start Records for this task

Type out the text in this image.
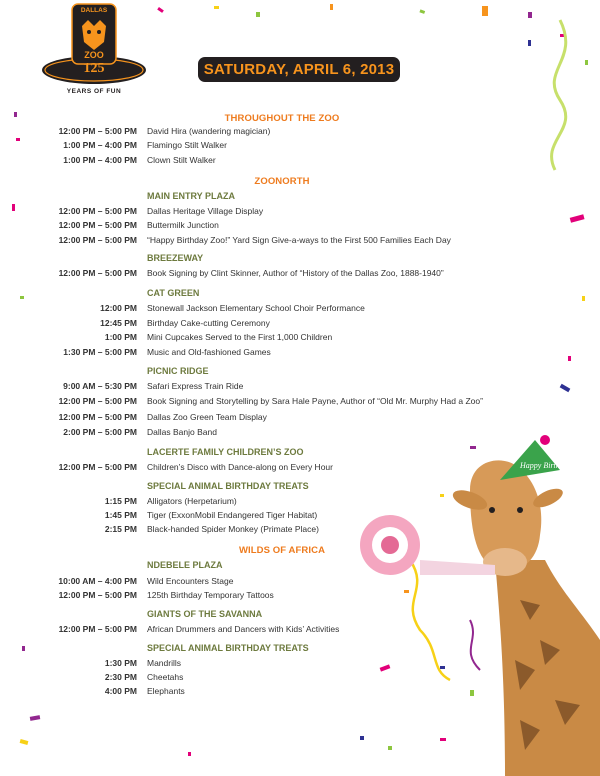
DALLAS
ZOO
125
YEARS OF FUN
SATURDAY, APRIL 6, 2013
Happy Birthday
THROUGHOUT THE ZOO
12:00 PM – 5:00 PM David Hira (wandering magician)
1:00 PM – 4:00 PM Flamingo Stilt Walker
1:00 PM – 4:00 PM Clown Stilt Walker
ZOONORTH
MAIN ENTRY PLAZA
12:00 PM – 5:00 PM Dallas Heritage Village Display
12:00 PM – 5:00 PM Buttermilk Junction
12:00 PM – 5:00 PM “Happy Birthday Zoo!” Yard Sign Give-a-ways to the First 500 Families Each Day
BREEZEWAY
12:00 PM – 5:00 PM Book Signing by Clint Skinner, Author of “History of the Dallas Zoo, 1888-1940”
CAT GREEN
12:00 PM Stonewall Jackson Elementary School Choir Performance
12:45 PM Birthday Cake-cutting Ceremony
1:00 PM Mini Cupcakes Served to the First 1,000 Children
1:30 PM – 5:00 PM Music and Old-fashioned Games
PICNIC RIDGE
9:00 AM – 5:30 PM Safari Express Train Ride
12:00 PM – 5:00 PM Book Signing and Storytelling by Sara Hale Payne, Author of “Old Mr. Murphy Had a Zoo”
12:00 PM – 5:00 PM Dallas Zoo Green Team Display
2:00 PM – 5:00 PM Dallas Banjo Band
LACERTE FAMILY CHILDREN’S ZOO
12:00 PM – 5:00 PM Children’s Disco with Dance-along on Every Hour
SPECIAL ANIMAL BIRTHDAY TREATS
1:15 PM Alligators (Herpetarium)
1:45 PM Tiger (ExxonMobil Endangered Tiger Habitat)
2:15 PM Black-handed Spider Monkey (Primate Place)
WILDS OF AFRICA
NDEBELE PLAZA
10:00 AM – 4:00 PM Wild Encounters Stage
12:00 PM – 5:00 PM 125th Birthday Temporary Tattoos
GIANTS OF THE SAVANNA
12:00 PM – 5:00 PM African Drummers and Dancers with Kids’ Activities
SPECIAL ANIMAL BIRTHDAY TREATS
1:30 PM Mandrills
2:30 PM Cheetahs
4:00 PM Elephants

end Records for this task

• Exercise task: Filter the entries down to the lines containing "Walker". Copy each of those lines.

• Exercise output:
1:00 PM – 4:00 PM Flamingo Stilt Walker
1:00 PM – 4:00 PM Clown Stilt Walker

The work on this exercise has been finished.